→ **Prompt**
Leave out the pictures and repeat the data exactly.

→ **Dataset content**

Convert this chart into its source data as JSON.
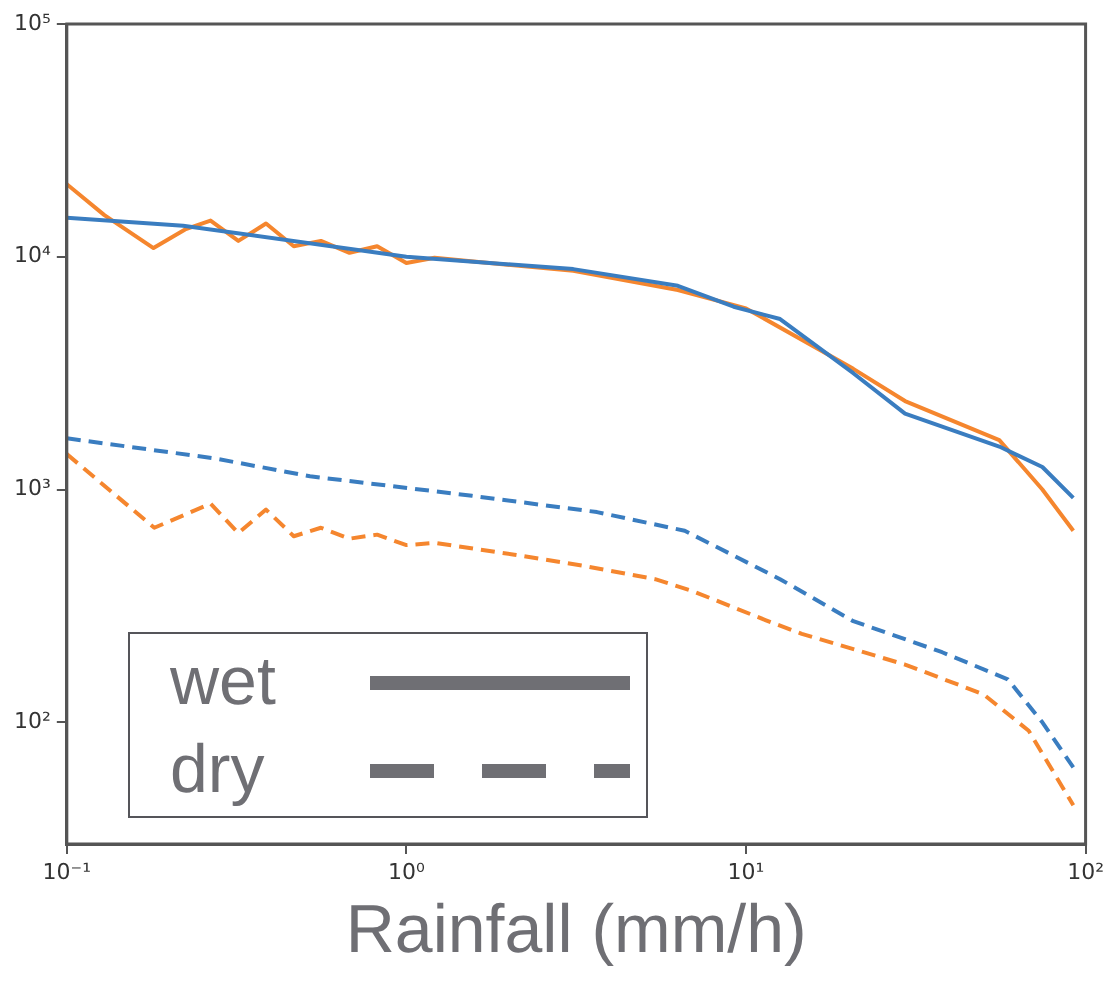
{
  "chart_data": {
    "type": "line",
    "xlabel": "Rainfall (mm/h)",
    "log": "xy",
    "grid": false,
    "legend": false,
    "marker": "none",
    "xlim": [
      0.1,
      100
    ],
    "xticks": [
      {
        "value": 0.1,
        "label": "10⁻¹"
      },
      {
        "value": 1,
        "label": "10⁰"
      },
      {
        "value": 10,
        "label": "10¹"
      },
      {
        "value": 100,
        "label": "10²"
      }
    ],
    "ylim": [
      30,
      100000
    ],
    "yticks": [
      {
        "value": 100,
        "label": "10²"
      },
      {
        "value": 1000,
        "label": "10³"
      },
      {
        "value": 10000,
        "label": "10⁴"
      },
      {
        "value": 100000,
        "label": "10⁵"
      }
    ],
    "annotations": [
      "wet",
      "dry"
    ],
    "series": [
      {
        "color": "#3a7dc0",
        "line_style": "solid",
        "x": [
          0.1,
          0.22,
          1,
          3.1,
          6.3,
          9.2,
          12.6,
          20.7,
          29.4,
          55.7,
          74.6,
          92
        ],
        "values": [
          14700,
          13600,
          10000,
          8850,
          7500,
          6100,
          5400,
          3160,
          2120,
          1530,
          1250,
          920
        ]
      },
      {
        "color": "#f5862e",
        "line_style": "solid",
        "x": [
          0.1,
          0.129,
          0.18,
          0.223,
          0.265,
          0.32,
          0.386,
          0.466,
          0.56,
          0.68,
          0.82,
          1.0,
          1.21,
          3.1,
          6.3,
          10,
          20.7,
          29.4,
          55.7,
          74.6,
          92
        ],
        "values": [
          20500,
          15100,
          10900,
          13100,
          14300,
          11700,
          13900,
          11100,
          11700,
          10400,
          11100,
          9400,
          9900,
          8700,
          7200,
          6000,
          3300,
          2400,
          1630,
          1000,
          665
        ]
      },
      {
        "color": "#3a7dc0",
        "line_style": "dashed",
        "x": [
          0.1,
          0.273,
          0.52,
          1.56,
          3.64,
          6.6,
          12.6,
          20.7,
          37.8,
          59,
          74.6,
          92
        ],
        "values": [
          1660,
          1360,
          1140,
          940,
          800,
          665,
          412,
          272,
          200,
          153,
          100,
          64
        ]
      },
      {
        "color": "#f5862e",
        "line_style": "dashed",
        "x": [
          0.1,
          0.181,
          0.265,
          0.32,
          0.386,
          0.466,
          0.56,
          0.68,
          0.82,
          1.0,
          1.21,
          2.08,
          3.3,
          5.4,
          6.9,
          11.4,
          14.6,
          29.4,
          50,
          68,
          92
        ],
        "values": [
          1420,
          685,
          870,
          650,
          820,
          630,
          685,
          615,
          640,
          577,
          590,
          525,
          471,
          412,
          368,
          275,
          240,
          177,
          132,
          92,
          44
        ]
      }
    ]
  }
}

→ **Answer to this problem**
Convert this chart into its source data as JSON.
{
  "chart_data": {
    "type": "line",
    "xlabel": "Rainfall (mm/h)",
    "log": "xy",
    "grid": false,
    "legend": false,
    "marker": "none",
    "xlim": [
      0.1,
      100
    ],
    "xticks": [
      {
        "value": 0.1,
        "label": "10⁻¹"
      },
      {
        "value": 1,
        "label": "10⁰"
      },
      {
        "value": 10,
        "label": "10¹"
      },
      {
        "value": 100,
        "label": "10²"
      }
    ],
    "ylim": [
      30,
      100000
    ],
    "yticks": [
      {
        "value": 100,
        "label": "10²"
      },
      {
        "value": 1000,
        "label": "10³"
      },
      {
        "value": 10000,
        "label": "10⁴"
      },
      {
        "value": 100000,
        "label": "10⁵"
      }
    ],
    "annotations": [
      "wet",
      "dry"
    ],
    "series": [
      {
        "color": "#3a7dc0",
        "line_style": "solid",
        "x": [
          0.1,
          0.22,
          1,
          3.1,
          6.3,
          9.2,
          12.6,
          20.7,
          29.4,
          55.7,
          74.6,
          92
        ],
        "values": [
          14700,
          13600,
          10000,
          8850,
          7500,
          6100,
          5400,
          3160,
          2120,
          1530,
          1250,
          920
        ]
      },
      {
        "color": "#f5862e",
        "line_style": "solid",
        "x": [
          0.1,
          0.129,
          0.18,
          0.223,
          0.265,
          0.32,
          0.386,
          0.466,
          0.56,
          0.68,
          0.82,
          1.0,
          1.21,
          3.1,
          6.3,
          10,
          20.7,
          29.4,
          55.7,
          74.6,
          92
        ],
        "values": [
          20500,
          15100,
          10900,
          13100,
          14300,
          11700,
          13900,
          11100,
          11700,
          10400,
          11100,
          9400,
          9900,
          8700,
          7200,
          6000,
          3300,
          2400,
          1630,
          1000,
          665
        ]
      },
      {
        "color": "#3a7dc0",
        "line_style": "dashed",
        "x": [
          0.1,
          0.273,
          0.52,
          1.56,
          3.64,
          6.6,
          12.6,
          20.7,
          37.8,
          59,
          74.6,
          92
        ],
        "values": [
          1660,
          1360,
          1140,
          940,
          800,
          665,
          412,
          272,
          200,
          153,
          100,
          64
        ]
      },
      {
        "color": "#f5862e",
        "line_style": "dashed",
        "x": [
          0.1,
          0.181,
          0.265,
          0.32,
          0.386,
          0.466,
          0.56,
          0.68,
          0.82,
          1.0,
          1.21,
          2.08,
          3.3,
          5.4,
          6.9,
          11.4,
          14.6,
          29.4,
          50,
          68,
          92
        ],
        "values": [
          1420,
          685,
          870,
          650,
          820,
          630,
          685,
          615,
          640,
          577,
          590,
          525,
          471,
          412,
          368,
          275,
          240,
          177,
          132,
          92,
          44
        ]
      }
    ]
  }
}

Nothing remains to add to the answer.